[BEGIN]

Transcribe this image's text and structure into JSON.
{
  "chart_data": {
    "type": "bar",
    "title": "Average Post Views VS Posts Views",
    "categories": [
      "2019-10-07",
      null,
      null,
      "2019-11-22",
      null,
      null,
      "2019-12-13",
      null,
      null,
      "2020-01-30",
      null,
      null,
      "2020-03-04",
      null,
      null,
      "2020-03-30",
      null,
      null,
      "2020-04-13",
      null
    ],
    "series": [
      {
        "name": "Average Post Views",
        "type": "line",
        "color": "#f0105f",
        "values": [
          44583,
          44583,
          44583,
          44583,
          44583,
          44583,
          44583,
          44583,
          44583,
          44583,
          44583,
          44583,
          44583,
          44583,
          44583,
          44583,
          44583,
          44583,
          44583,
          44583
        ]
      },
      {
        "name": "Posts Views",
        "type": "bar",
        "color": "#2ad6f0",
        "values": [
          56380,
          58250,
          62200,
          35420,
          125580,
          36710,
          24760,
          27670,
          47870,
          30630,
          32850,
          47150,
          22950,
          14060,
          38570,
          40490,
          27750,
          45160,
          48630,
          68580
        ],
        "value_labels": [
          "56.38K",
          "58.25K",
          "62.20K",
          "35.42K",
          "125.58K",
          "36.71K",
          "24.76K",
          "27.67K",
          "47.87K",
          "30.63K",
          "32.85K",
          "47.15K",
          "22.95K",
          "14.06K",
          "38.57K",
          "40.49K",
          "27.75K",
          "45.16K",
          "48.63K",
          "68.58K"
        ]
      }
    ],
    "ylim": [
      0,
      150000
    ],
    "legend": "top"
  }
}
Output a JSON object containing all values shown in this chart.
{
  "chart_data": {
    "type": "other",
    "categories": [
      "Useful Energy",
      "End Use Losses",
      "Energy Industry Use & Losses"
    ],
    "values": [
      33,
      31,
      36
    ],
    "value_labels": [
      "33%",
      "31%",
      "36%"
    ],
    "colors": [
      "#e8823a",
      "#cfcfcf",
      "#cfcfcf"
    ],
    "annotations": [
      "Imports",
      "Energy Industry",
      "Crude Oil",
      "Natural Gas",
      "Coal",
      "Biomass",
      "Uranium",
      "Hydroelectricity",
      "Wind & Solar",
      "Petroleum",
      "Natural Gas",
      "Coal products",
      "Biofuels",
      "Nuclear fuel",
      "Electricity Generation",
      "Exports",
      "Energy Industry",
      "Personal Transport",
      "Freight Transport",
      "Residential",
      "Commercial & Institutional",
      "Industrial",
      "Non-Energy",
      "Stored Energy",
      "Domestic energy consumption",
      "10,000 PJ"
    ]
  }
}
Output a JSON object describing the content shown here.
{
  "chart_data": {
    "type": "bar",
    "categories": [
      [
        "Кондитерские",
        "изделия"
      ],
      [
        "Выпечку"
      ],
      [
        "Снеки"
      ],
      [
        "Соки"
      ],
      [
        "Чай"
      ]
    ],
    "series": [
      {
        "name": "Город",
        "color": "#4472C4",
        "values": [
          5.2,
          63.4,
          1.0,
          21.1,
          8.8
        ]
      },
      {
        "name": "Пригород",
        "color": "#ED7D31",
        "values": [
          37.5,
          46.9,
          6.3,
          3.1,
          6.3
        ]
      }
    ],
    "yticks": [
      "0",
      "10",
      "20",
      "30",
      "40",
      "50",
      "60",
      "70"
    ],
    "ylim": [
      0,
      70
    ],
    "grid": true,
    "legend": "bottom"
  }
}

[END]

*EXERCISE GOAL*:
Write only the number of lines that include "type".

*RIGHT ANSWER*:
5